(Recorded data)
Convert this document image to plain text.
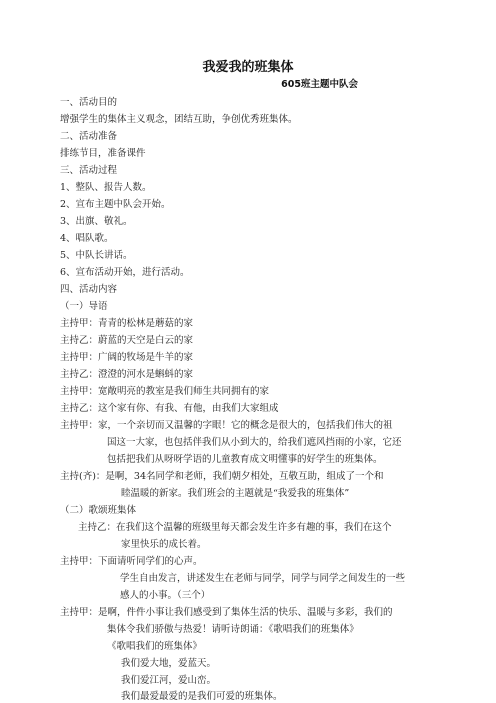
我爱我的班集体
605班主题中队会
一、活动目的
增强学生的集体主义观念，团结互助，争创优秀班集体。
二、活动准备
排练节目，准备课件
三、活动过程
1、整队、报告人数。
2、宣布主题中队会开始。
3、出旗、敬礼。
4、唱队歌。
5、中队长讲话。
6、宣布活动开始，进行活动。
四、活动内容
（一）导语
主持甲：青青的松林是蘑菇的家
主持乙：蔚蓝的天空是白云的家
主持甲：广阔的牧场是牛羊的家
主持乙：澄澄的河水是蝌蚪的家
主持甲：宽敞明亮的教室是我们师生共同拥有的家
主持乙：这个家有你、有我、有他，由我们大家组成
主持甲：家，一个亲切而又温馨的字眼！它的概念是很大的，包括我们伟大的祖
国这一大家，也包括伴我们从小到大的，给我们遮风挡雨的小家，它还
包括把我们从呀呀学语的儿童教育成文明懂事的好学生的班集体。
主持(齐)：是啊，34名同学和老师，我们朝夕相处，互敬互助，组成了一个和
睦温暖的新家。我们班会的主题就是“我爱我的班集体”
（二）歌颂班集体
主持乙：在我们这个温馨的班级里每天都会发生许多有趣的事，我们在这个
家里快乐的成长着。
主持甲：下面请听同学们的心声。
学生自由发言，讲述发生在老师与同学，同学与同学之间发生的一些
感人的小事。（三个）
主持甲：是啊，件件小事让我们感受到了集体生活的快乐、温暖与多彩，我们的
集体令我们骄傲与热爱！请听诗朗诵：《歌唱我们的班集体》
《歌唱我们的班集体》
我们爱大地，爱蓝天。
我们爱江河，爱山峦。
我们最爱最爱的是我们可爱的班集体。
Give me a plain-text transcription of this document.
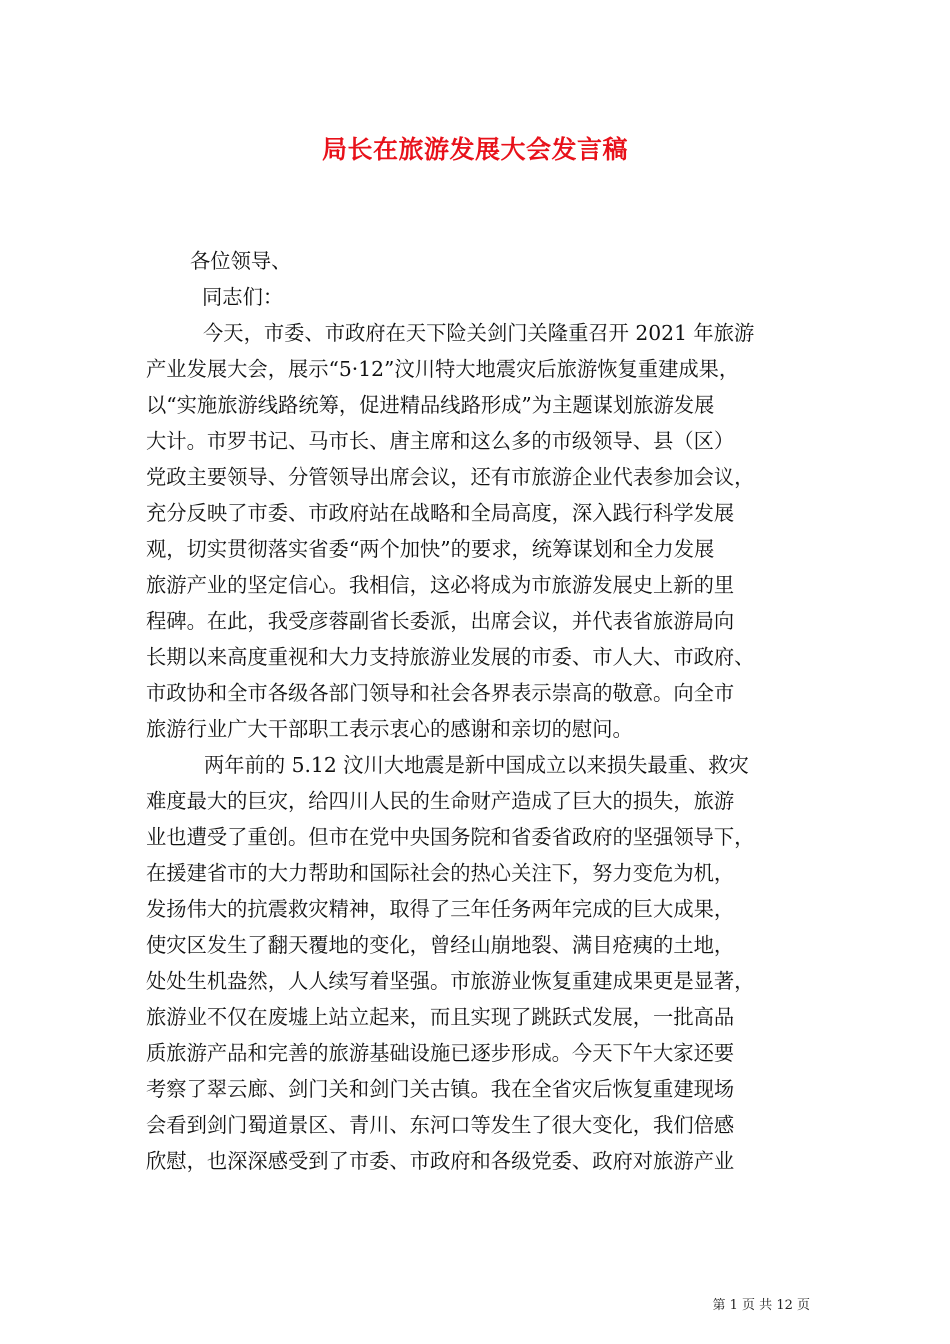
局长在旅游发展大会发言稿
各位领导、
同志们：
今天，市委、市政府在天下险关剑门关隆重召开 2021 年旅游
产业发展大会，展示“5·12”汶川特大地震灾后旅游恢复重建成果，
以“实施旅游线路统筹，促进精品线路形成”为主题谋划旅游发展
大计。市罗书记、马市长、唐主席和这么多的市级领导、县（区）
党政主要领导、分管领导出席会议，还有市旅游企业代表参加会议，
充分反映了市委、市政府站在战略和全局高度，深入践行科学发展
观，切实贯彻落实省委“两个加快”的要求，统筹谋划和全力发展
旅游产业的坚定信心。我相信，这必将成为市旅游发展史上新的里
程碑。在此，我受彦蓉副省长委派，出席会议，并代表省旅游局向
长期以来高度重视和大力支持旅游业发展的市委、市人大、市政府、
市政协和全市各级各部门领导和社会各界表示崇高的敬意。向全市
旅游行业广大干部职工表示衷心的感谢和亲切的慰问。
两年前的 5.12 汶川大地震是新中国成立以来损失最重、救灾
难度最大的巨灾，给四川人民的生命财产造成了巨大的损失，旅游
业也遭受了重创。但市在党中央国务院和省委省政府的坚强领导下，
在援建省市的大力帮助和国际社会的热心关注下，努力变危为机，
发扬伟大的抗震救灾精神，取得了三年任务两年完成的巨大成果，
使灾区发生了翻天覆地的变化，曾经山崩地裂、满目疮痍的土地，
处处生机盎然，人人续写着坚强。市旅游业恢复重建成果更是显著，
旅游业不仅在废墟上站立起来，而且实现了跳跃式发展，一批高品
质旅游产品和完善的旅游基础设施已逐步形成。今天下午大家还要
考察了翠云廊、剑门关和剑门关古镇。我在全省灾后恢复重建现场
会看到剑门蜀道景区、青川、东河口等发生了很大变化，我们倍感
欣慰，也深深感受到了市委、市政府和各级党委、政府对旅游产业
第 1 页 共 12 页
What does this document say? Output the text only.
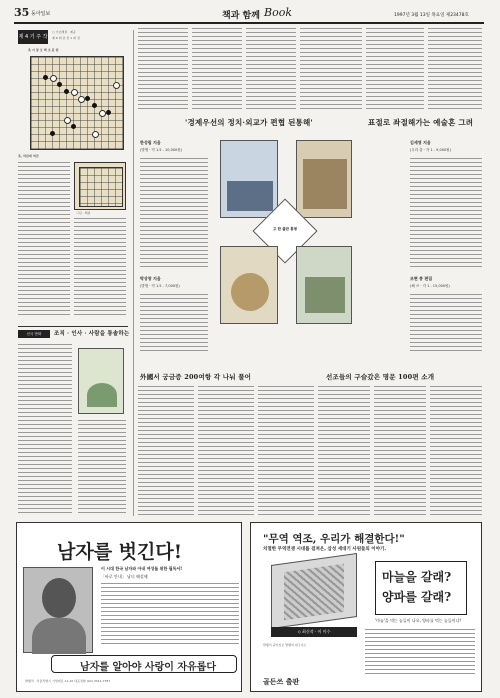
35 동아일보	책과 함께 Book	1997년 3월 13일 목요일 제23478호
제 4 기 주 작
○ 기보해설 · 제공
제 6 회 본 선 1 회 전
흑 이 창 호 백 조 훈 현
흑, 막판에 역전
그림 · 해설
신국 만화	조직 · 인사 · 사람을 통솔하는
'경제우선의 정치·외교가 편협 된통해'	표절로 좌절해가는 예술혼 그려
한성림 지음
(발행 · 약 1.5 - 10,000원)
고 한 출판 통평
김세영 지음
(우리 출 · 각 1 - 9,000원)
박상창 지음
(발행 · 약 1.5 - 7,000원)
조현 종 편집
(해 쓰 · 각 1 - 15,000원)
外國서 궁금증 200여항 각 나눠 풀어	선조들의 구슬갔은 명문 100편 소개
남자를 벗긴다!
이 시대 한국 남자와 아내 여성들 위한 필독서!
「바로 안내」 남녀 해설에
남자를 알아야 사랑이 자유롭다
발행처 · 서울특별시 기업대로 11-10 대표전화 (02) 3411-7787
"무역 역조, 우리가 해결한다!"
치열한 무역전쟁 시대를 걸쳐온, 삼성 세대기 사원들의 이야기.
◇ 최신작 · 이 이수
마늘을 갈래?
양파를 갈래?
'마늘'을 먹는 놈들이 나오, 양파를 먹는 놈들이냐!
발행처 중앙일보 발행처 대구지소
골든쓰 출판
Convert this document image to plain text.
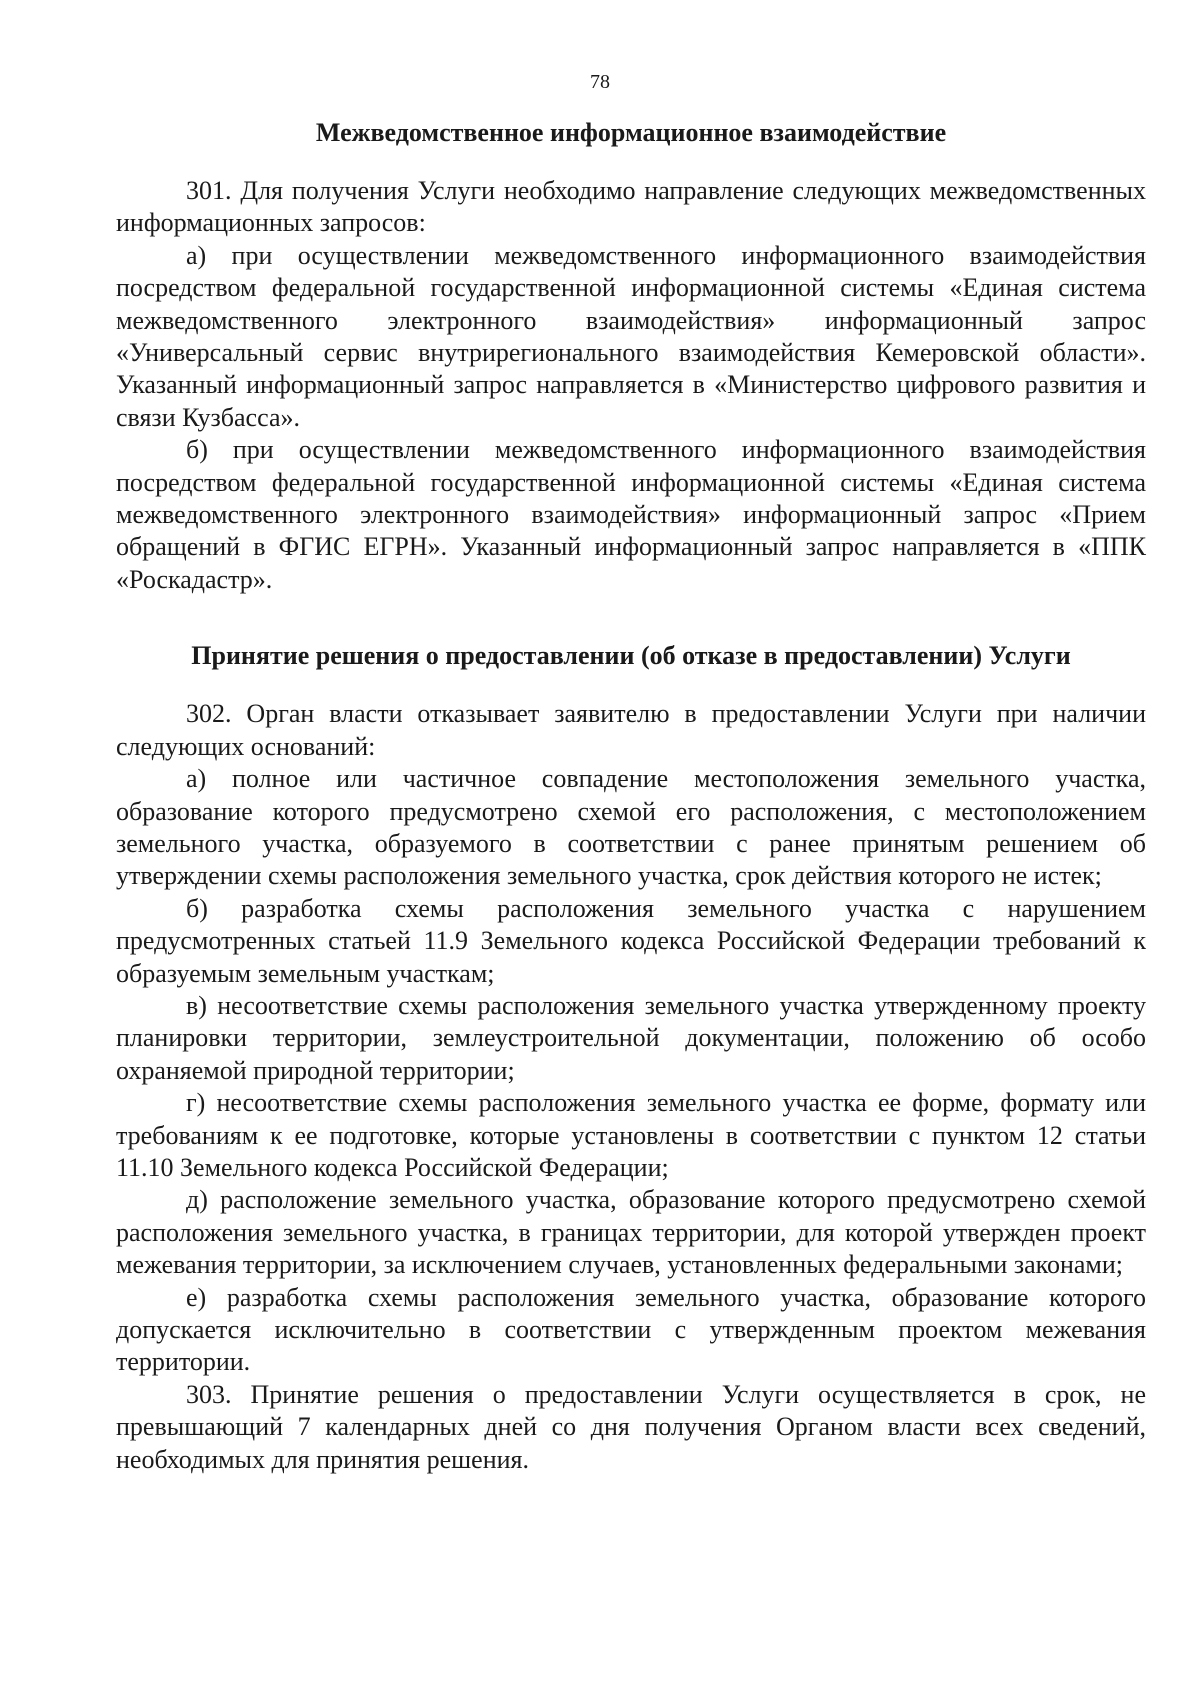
78
Межведомственное информационное взаимодействие

301. Для получения Услуги необходимо направление следующих межведомственных информационных запросов:

а) при осуществлении межведомственного информационного взаимодействия посредством федеральной государственной информационной системы «Единая система межведомственного электронного взаимодействия» информационный запрос «Универсальный сервис внутрирегионального взаимодействия Кемеровской области». Указанный информационный запрос направляется в «Министерство цифрового развития и связи Кузбасса».

б) при осуществлении межведомственного информационного взаимодействия посредством федеральной государственной информационной системы «Единая система межведомственного электронного взаимодействия» информационный запрос «Прием обращений в ФГИС ЕГРН». Указанный информационный запрос направляется в «ППК «Роскадастр».

Принятие решения о предоставлении (об отказе в предоставлении) Услуги

302. Орган власти отказывает заявителю в предоставлении Услуги при наличии следующих оснований:

а) полное или частичное совпадение местоположения земельного участка, образование которого предусмотрено схемой его расположения, с местоположением земельного участка, образуемого в соответствии с ранее принятым решением об утверждении схемы расположения земельного участка, срок действия которого не истек;

б) разработка схемы расположения земельного участка с нарушением предусмотренных статьей 11.9 Земельного кодекса Российской Федерации требований к образуемым земельным участкам;

в) несоответствие схемы расположения земельного участка утвержденному проекту планировки территории, землеустроительной документации, положению об особо охраняемой природной территории;

г) несоответствие схемы расположения земельного участка ее форме, формату или требованиям к ее подготовке, которые установлены в соответствии с пунктом 12 статьи 11.10 Земельного кодекса Российской Федерации;

д) расположение земельного участка, образование которого предусмотрено схемой расположения земельного участка, в границах территории, для которой утвержден проект межевания территории, за исключением случаев, установленных федеральными законами;

е) разработка схемы расположения земельного участка, образование которого допускается исключительно в соответствии с утвержденным проектом межевания территории.

303. Принятие решения о предоставлении Услуги осуществляется в срок, не превышающий 7 календарных дней со дня получения Органом власти всех сведений, необходимых для принятия решения.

▸ EXERCISE: Working from the listing above, pick out every line that has "歌唱我们的班集体" and copy it.

▸ FINISHED ANSWER:
集体令我们骄傲与热爱！请听诗朗诵：《歌唱我们的班集体》
《歌唱我们的班集体》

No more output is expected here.